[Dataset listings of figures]
** Start **

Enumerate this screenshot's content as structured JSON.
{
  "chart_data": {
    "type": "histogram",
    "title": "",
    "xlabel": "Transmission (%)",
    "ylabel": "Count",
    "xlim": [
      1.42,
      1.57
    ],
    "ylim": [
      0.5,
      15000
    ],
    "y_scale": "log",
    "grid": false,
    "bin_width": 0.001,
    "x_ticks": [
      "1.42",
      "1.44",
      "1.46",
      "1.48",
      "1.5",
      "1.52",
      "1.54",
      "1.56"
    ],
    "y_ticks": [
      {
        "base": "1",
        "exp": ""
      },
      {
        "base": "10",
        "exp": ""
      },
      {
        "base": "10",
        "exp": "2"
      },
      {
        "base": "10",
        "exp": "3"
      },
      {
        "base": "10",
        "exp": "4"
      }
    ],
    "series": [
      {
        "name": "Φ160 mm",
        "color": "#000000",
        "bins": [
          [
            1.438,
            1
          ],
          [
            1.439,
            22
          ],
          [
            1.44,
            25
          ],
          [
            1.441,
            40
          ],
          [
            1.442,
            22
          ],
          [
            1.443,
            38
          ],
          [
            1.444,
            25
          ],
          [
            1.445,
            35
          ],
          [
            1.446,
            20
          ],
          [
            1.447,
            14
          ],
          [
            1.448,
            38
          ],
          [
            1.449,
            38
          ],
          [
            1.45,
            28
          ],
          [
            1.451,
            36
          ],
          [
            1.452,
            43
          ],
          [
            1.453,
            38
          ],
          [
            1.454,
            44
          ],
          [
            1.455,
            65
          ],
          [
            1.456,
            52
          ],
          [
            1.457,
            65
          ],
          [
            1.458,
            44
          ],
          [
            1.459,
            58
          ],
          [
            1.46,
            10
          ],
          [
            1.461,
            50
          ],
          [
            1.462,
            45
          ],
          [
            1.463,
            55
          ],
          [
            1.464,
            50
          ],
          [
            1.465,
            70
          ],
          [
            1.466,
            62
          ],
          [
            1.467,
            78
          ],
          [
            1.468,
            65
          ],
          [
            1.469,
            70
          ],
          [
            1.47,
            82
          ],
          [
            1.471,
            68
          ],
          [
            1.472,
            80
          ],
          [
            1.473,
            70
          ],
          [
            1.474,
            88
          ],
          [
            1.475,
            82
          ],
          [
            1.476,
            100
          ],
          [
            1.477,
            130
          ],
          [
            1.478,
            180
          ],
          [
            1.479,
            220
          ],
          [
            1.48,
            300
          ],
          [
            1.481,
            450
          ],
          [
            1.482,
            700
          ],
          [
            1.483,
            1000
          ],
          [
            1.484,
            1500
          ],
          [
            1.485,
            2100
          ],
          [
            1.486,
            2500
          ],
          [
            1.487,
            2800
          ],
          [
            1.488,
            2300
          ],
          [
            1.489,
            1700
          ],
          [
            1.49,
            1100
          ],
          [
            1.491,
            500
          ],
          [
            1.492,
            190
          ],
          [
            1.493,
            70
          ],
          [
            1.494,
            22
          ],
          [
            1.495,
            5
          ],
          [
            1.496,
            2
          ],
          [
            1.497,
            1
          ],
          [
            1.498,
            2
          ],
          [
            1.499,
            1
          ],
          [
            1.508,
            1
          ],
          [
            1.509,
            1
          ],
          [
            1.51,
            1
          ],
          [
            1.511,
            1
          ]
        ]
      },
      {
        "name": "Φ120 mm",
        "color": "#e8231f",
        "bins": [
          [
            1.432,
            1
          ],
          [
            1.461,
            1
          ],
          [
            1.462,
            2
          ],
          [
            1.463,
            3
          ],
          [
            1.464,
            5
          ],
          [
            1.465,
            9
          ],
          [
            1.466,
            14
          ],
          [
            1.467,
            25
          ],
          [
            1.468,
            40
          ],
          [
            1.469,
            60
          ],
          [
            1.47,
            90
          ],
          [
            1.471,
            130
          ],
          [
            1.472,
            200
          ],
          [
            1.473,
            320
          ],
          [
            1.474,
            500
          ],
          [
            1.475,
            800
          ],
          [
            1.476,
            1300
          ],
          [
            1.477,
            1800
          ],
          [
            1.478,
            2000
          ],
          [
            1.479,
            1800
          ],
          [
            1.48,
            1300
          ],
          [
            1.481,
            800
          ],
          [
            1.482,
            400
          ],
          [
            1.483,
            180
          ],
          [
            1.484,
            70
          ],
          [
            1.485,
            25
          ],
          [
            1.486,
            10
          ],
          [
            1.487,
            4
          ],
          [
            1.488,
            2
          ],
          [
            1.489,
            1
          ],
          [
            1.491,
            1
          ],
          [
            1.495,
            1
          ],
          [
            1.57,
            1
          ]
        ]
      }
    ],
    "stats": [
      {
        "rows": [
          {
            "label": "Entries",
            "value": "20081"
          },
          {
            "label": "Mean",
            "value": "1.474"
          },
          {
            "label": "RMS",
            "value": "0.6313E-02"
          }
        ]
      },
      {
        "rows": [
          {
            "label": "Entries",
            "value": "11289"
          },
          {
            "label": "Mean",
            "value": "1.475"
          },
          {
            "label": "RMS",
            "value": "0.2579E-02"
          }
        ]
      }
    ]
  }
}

** End **

> **WRITTEN INSTRUCTION**: Print the listing above in its entirety, with every line exact.

> **REPLY TO THE TASK**:
Enumerate this screenshot's content as structured JSON.
{
  "chart_data": {
    "type": "histogram",
    "title": "",
    "xlabel": "Transmission (%)",
    "ylabel": "Count",
    "xlim": [
      1.42,
      1.57
    ],
    "ylim": [
      0.5,
      15000
    ],
    "y_scale": "log",
    "grid": false,
    "bin_width": 0.001,
    "x_ticks": [
      "1.42",
      "1.44",
      "1.46",
      "1.48",
      "1.5",
      "1.52",
      "1.54",
      "1.56"
    ],
    "y_ticks": [
      {
        "base": "1",
        "exp": ""
      },
      {
        "base": "10",
        "exp": ""
      },
      {
        "base": "10",
        "exp": "2"
      },
      {
        "base": "10",
        "exp": "3"
      },
      {
        "base": "10",
        "exp": "4"
      }
    ],
    "series": [
      {
        "name": "Φ160 mm",
        "color": "#000000",
        "bins": [
          [
            1.438,
            1
          ],
          [
            1.439,
            22
          ],
          [
            1.44,
            25
          ],
          [
            1.441,
            40
          ],
          [
            1.442,
            22
          ],
          [
            1.443,
            38
          ],
          [
            1.444,
            25
          ],
          [
            1.445,
            35
          ],
          [
            1.446,
            20
          ],
          [
            1.447,
            14
          ],
          [
            1.448,
            38
          ],
          [
            1.449,
            38
          ],
          [
            1.45,
            28
          ],
          [
            1.451,
            36
          ],
          [
            1.452,
            43
          ],
          [
            1.453,
            38
          ],
          [
            1.454,
            44
          ],
          [
            1.455,
            65
          ],
          [
            1.456,
            52
          ],
          [
            1.457,
            65
          ],
          [
            1.458,
            44
          ],
          [
            1.459,
            58
          ],
          [
            1.46,
            10
          ],
          [
            1.461,
            50
          ],
          [
            1.462,
            45
          ],
          [
            1.463,
            55
          ],
          [
            1.464,
            50
          ],
          [
            1.465,
            70
          ],
          [
            1.466,
            62
          ],
          [
            1.467,
            78
          ],
          [
            1.468,
            65
          ],
          [
            1.469,
            70
          ],
          [
            1.47,
            82
          ],
          [
            1.471,
            68
          ],
          [
            1.472,
            80
          ],
          [
            1.473,
            70
          ],
          [
            1.474,
            88
          ],
          [
            1.475,
            82
          ],
          [
            1.476,
            100
          ],
          [
            1.477,
            130
          ],
          [
            1.478,
            180
          ],
          [
            1.479,
            220
          ],
          [
            1.48,
            300
          ],
          [
            1.481,
            450
          ],
          [
            1.482,
            700
          ],
          [
            1.483,
            1000
          ],
          [
            1.484,
            1500
          ],
          [
            1.485,
            2100
          ],
          [
            1.486,
            2500
          ],
          [
            1.487,
            2800
          ],
          [
            1.488,
            2300
          ],
          [
            1.489,
            1700
          ],
          [
            1.49,
            1100
          ],
          [
            1.491,
            500
          ],
          [
            1.492,
            190
          ],
          [
            1.493,
            70
          ],
          [
            1.494,
            22
          ],
          [
            1.495,
            5
          ],
          [
            1.496,
            2
          ],
          [
            1.497,
            1
          ],
          [
            1.498,
            2
          ],
          [
            1.499,
            1
          ],
          [
            1.508,
            1
          ],
          [
            1.509,
            1
          ],
          [
            1.51,
            1
          ],
          [
            1.511,
            1
          ]
        ]
      },
      {
        "name": "Φ120 mm",
        "color": "#e8231f",
        "bins": [
          [
            1.432,
            1
          ],
          [
            1.461,
            1
          ],
          [
            1.462,
            2
          ],
          [
            1.463,
            3
          ],
          [
            1.464,
            5
          ],
          [
            1.465,
            9
          ],
          [
            1.466,
            14
          ],
          [
            1.467,
            25
          ],
          [
            1.468,
            40
          ],
          [
            1.469,
            60
          ],
          [
            1.47,
            90
          ],
          [
            1.471,
            130
          ],
          [
            1.472,
            200
          ],
          [
            1.473,
            320
          ],
          [
            1.474,
            500
          ],
          [
            1.475,
            800
          ],
          [
            1.476,
            1300
          ],
          [
            1.477,
            1800
          ],
          [
            1.478,
            2000
          ],
          [
            1.479,
            1800
          ],
          [
            1.48,
            1300
          ],
          [
            1.481,
            800
          ],
          [
            1.482,
            400
          ],
          [
            1.483,
            180
          ],
          [
            1.484,
            70
          ],
          [
            1.485,
            25
          ],
          [
            1.486,
            10
          ],
          [
            1.487,
            4
          ],
          [
            1.488,
            2
          ],
          [
            1.489,
            1
          ],
          [
            1.491,
            1
          ],
          [
            1.495,
            1
          ],
          [
            1.57,
            1
          ]
        ]
      }
    ],
    "stats": [
      {
        "rows": [
          {
            "label": "Entries",
            "value": "20081"
          },
          {
            "label": "Mean",
            "value": "1.474"
          },
          {
            "label": "RMS",
            "value": "0.6313E-02"
          }
        ]
      },
      {
        "rows": [
          {
            "label": "Entries",
            "value": "11289"
          },
          {
            "label": "Mean",
            "value": "1.475"
          },
          {
            "label": "RMS",
            "value": "0.2579E-02"
          }
        ]
      }
    ]
  }
}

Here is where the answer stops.